**EXERCISE REQUIREMENTS**
Exactly repeat the material, dropping only the pictures.

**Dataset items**
= = = = =

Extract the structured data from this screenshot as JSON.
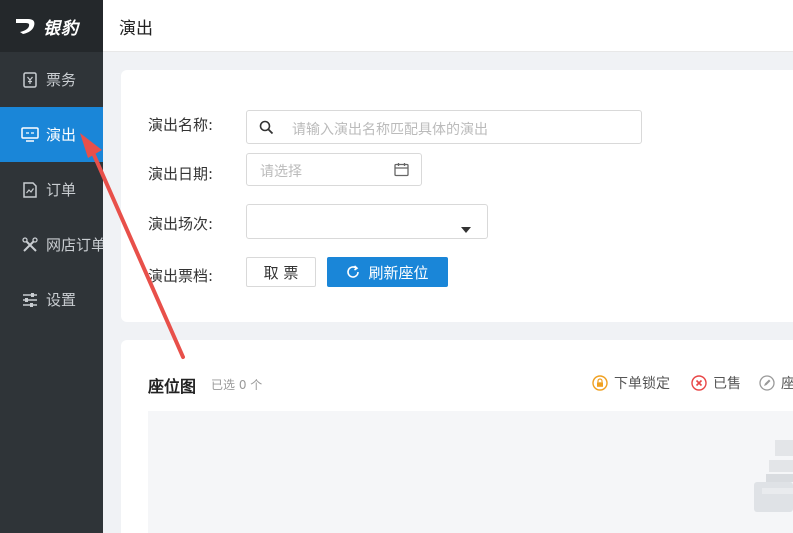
{
  "app": {
    "logo_text": "银豹"
  },
  "sidebar": {
    "items": [
      {
        "label": "票务",
        "icon": "ticket-icon"
      },
      {
        "label": "演出",
        "icon": "monitor-icon",
        "active": true
      },
      {
        "label": "订单",
        "icon": "order-icon"
      },
      {
        "label": "网店订单",
        "icon": "tools-icon"
      },
      {
        "label": "设置",
        "icon": "sliders-icon"
      }
    ]
  },
  "header": {
    "title": "演出"
  },
  "form": {
    "name_label": "演出名称:",
    "name_placeholder": "请输入演出名称匹配具体的演出",
    "date_label": "演出日期:",
    "date_placeholder": "请选择",
    "session_label": "演出场次:",
    "session_value": "",
    "tier_label": "演出票档:",
    "cancel_ticket_label": "取 票",
    "refresh_label": "刷新座位"
  },
  "seat_map": {
    "title": "座位图",
    "selected_text": "已选 0 个",
    "legend": [
      {
        "label": "下单锁定",
        "icon": "lock-icon",
        "color": "#f0a020"
      },
      {
        "label": "已售",
        "icon": "x-circle-icon",
        "color": "#e84545"
      },
      {
        "label": "座",
        "icon": "pencil-icon",
        "color": "#999999"
      }
    ]
  },
  "colors": {
    "accent": "#1a86d8",
    "sidebar": "#2f3438",
    "annotation_arrow": "#e8504a"
  }
}
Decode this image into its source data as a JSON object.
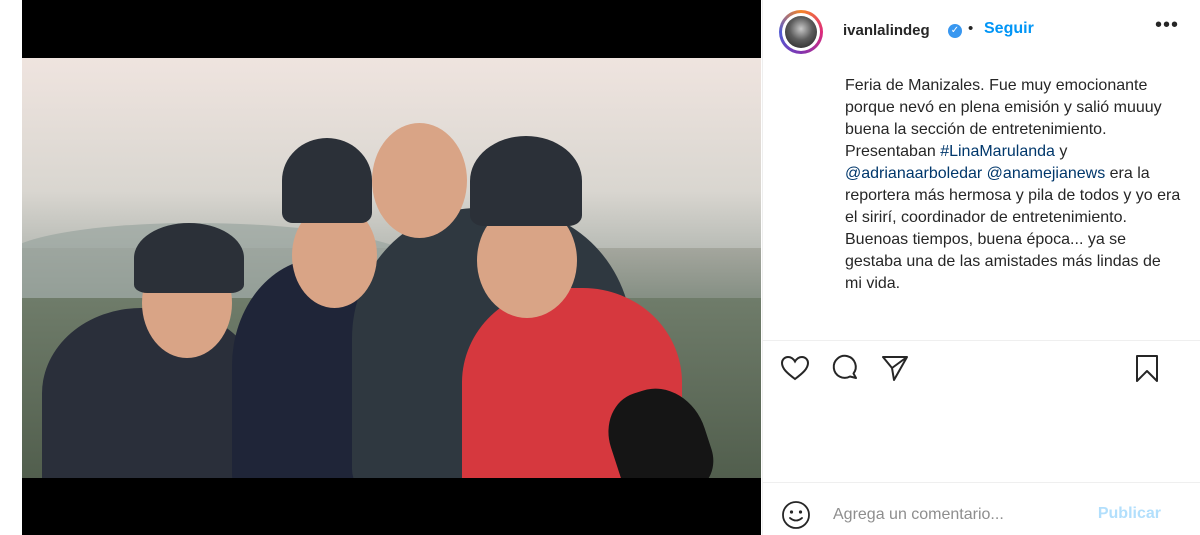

= = = = =

**EXERCISE ANSWER**
Extract the structured data from this screenshot as JSON.
{
  "app": {
    "logo_text": "银豹"
  },
  "sidebar": {
    "items": [
      {
        "label": "票务",
        "icon": "ticket-icon"
      },
      {
        "label": "演出",
        "icon": "monitor-icon",
        "active": true
      },
      {
        "label": "订单",
        "icon": "order-icon"
      },
      {
        "label": "网店订单",
        "icon": "tools-icon"
      },
      {
        "label": "设置",
        "icon": "sliders-icon"
      }
    ]
  },
  "header": {
    "title": "演出"
  },
  "form": {
    "name_label": "演出名称:",
    "name_placeholder": "请输入演出名称匹配具体的演出",
    "date_label": "演出日期:",
    "date_placeholder": "请选择",
    "session_label": "演出场次:",
    "session_value": "",
    "tier_label": "演出票档:",
    "cancel_ticket_label": "取 票",
    "refresh_label": "刷新座位"
  },
  "seat_map": {
    "title": "座位图",
    "selected_text": "已选 0 个",
    "legend": [
      {
        "label": "下单锁定",
        "icon": "lock-icon",
        "color": "#f0a020"
      },
      {
        "label": "已售",
        "icon": "x-circle-icon",
        "color": "#e84545"
      },
      {
        "label": "座",
        "icon": "pencil-icon",
        "color": "#999999"
      }
    ]
  },
  "colors": {
    "accent": "#1a86d8",
    "sidebar": "#2f3438",
    "annotation_arrow": "#e8504a"
  }
}
Decode this image into its source data as a JSON object.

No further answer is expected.